## Task statement
Pull out every line below that holds the word "الحاكم".

## Dataset excerpts
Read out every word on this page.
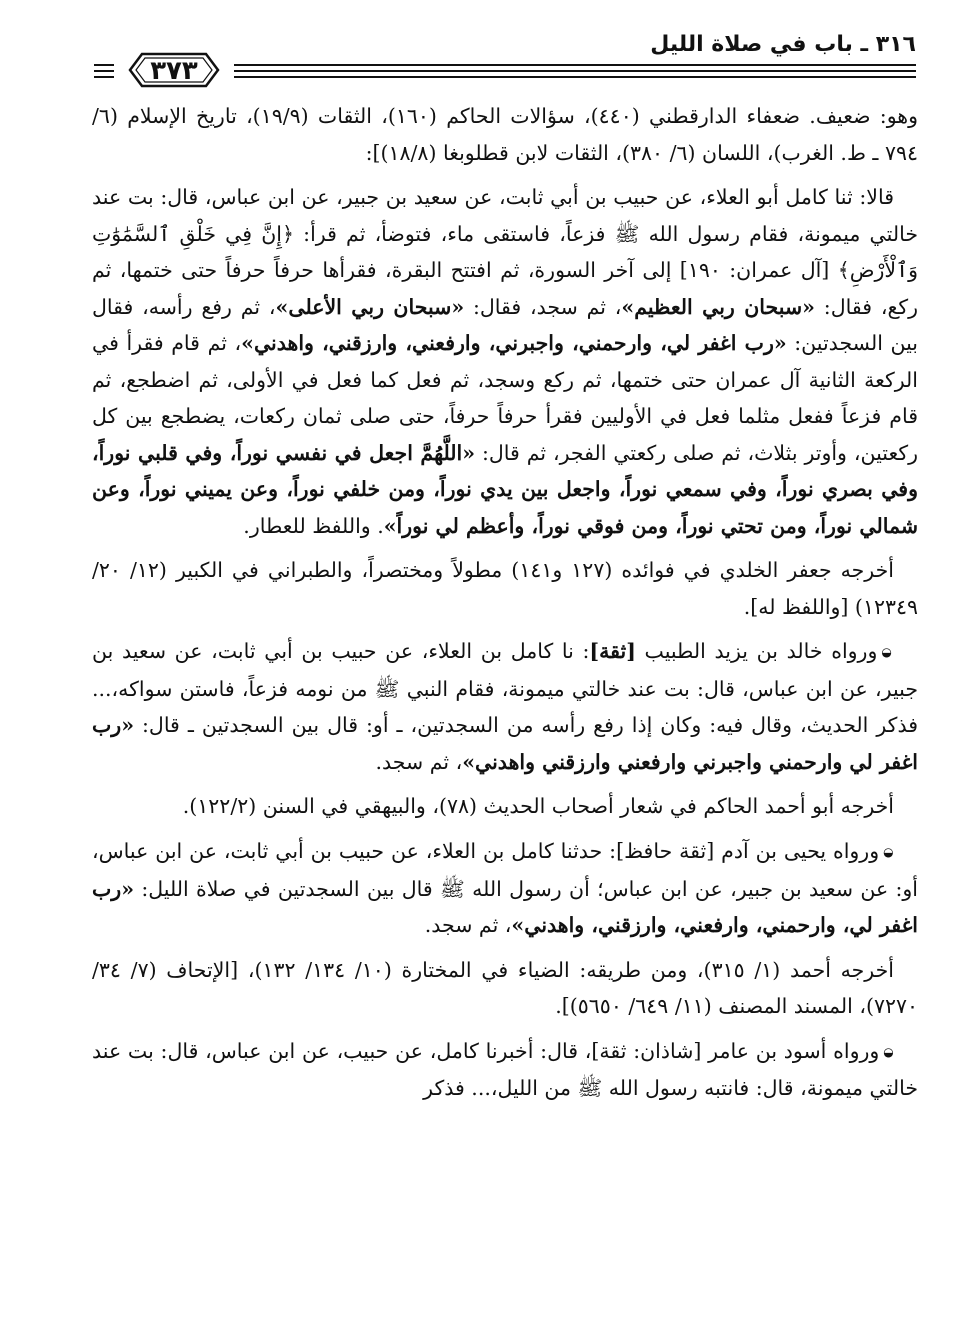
٣١٦ ـ باب في صلاة الليل
٣٧٣

وهو: ضعيف. ضعفاء الدارقطني (٤٤٠)، سؤالات الحاكم (١٦٠)، الثقات (١٩/٩)، تاريخ الإسلام (٦/ ٧٩٤ ـ ط. الغرب)، اللسان (٦/ ٣٨٠)، الثقات لابن قطلوبغا (١٨/٨)]:

قالا: ثنا كامل أبو العلاء، عن حبيب بن أبي ثابت، عن سعيد بن جبير، عن ابن عباس، قال: بت عند خالتي ميمونة، فقام رسول الله ﷺ فزعاً، فاستقى ماء، فتوضأ، ثم قرأ: ﴿إِنَّ فِي خَلْقِ ٱلسَّمَٰوَٰتِ وَٱلْأَرْضِ﴾ [آل عمران: ١٩٠] إلى آخر السورة، ثم افتتح البقرة، فقرأها حرفاً حرفاً حتى ختمها، ثم ركع، فقال: «سبحان ربي العظيم»، ثم سجد، فقال: «سبحان ربي الأعلى»، ثم رفع رأسه، فقال بين السجدتين: «رب اغفر لي، وارحمني، واجبرني، وارفعني، وارزقني، واهدني»، ثم قام فقرأ في الركعة الثانية آل عمران حتى ختمها، ثم ركع وسجد، ثم فعل كما فعل في الأولى، ثم اضطجع، ثم قام فزعاً ففعل مثلما فعل في الأوليين فقرأ حرفاً حرفاً، حتى صلى ثمان ركعات، يضطجع بين كل ركعتين، وأوتر بثلاث، ثم صلى ركعتي الفجر، ثم قال: «اللَّهُمَّ اجعل في نفسي نوراً، وفي قلبي نوراً، وفي بصري نوراً، وفي سمعي نوراً، واجعل بين يدي نوراً، ومن خلفي نوراً، وعن يميني نوراً، وعن شمالي نوراً، ومن تحتي نوراً، ومن فوقي نوراً، وأعظم لي نوراً». واللفظ للعطار.

أخرجه جعفر الخلدي في فوائده (١٢٧ و١٤١) مطولاً ومختصراً، والطبراني في الكبير (١٢/ ٢٠/ ١٢٣٤٩) [واللفظ له].

◒ورواه خالد بن يزيد الطبيب [ثقة]: نا كامل بن العلاء، عن حبيب بن أبي ثابت، عن سعيد بن جبير، عن ابن عباس، قال: بت عند خالتي ميمونة، فقام النبي ﷺ من نومه فزعاً، فاستن سواكه،... فذكر الحديث، وقال فيه: وكان إذا رفع رأسه من السجدتين، ـ أو: قال بين السجدتين ـ قال: «رب اغفر لي وارحمني واجبرني وارفعني وارزقني واهدني»، ثم سجد.

أخرجه أبو أحمد الحاكم في شعار أصحاب الحديث (٧٨)، والبيهقي في السنن (١٢٢/٢).

◒ورواه يحيى بن آدم [ثقة حافظ]: حدثنا كامل بن العلاء، عن حبيب بن أبي ثابت، عن ابن عباس، أو: عن سعيد بن جبير، عن ابن عباس؛ أن رسول الله ﷺ قال بين السجدتين في صلاة الليل: «رب اغفر لي، وارحمني، وارفعني، وارزقني، واهدني»، ثم سجد.

أخرجه أحمد (١/ ٣١٥)، ومن طريقه: الضياء في المختارة (١٠/ ١٣٤/ ١٣٢)، [الإتحاف (٧/ ٣٤/ ٧٢٧٠)، المسند المصنف (١١/ ٦٤٩/ ٥٦٥٠)].

◒ورواه أسود بن عامر [شاذان: ثقة]، قال: أخبرنا كامل، عن حبيب، عن ابن عباس، قال: بت عند خالتي ميمونة، قال: فانتبه رسول الله ﷺ من الليل،... فذكر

## Task output
وهو: ضعيف. ضعفاء الدارقطني (٤٤٠)، سؤالات الحاكم (١٦٠)، الثقات (١٩/٩)، تاريخ الإسلام (٦/ ٧٩٤ ـ ط. الغرب)، اللسان (٦/ ٣٨٠)، الثقات لابن قطلوبغا (١٨/٨)]:
أخرجه أبو أحمد الحاكم في شعار أصحاب الحديث (٧٨)، والبيهقي في السنن (١٢٢/٢).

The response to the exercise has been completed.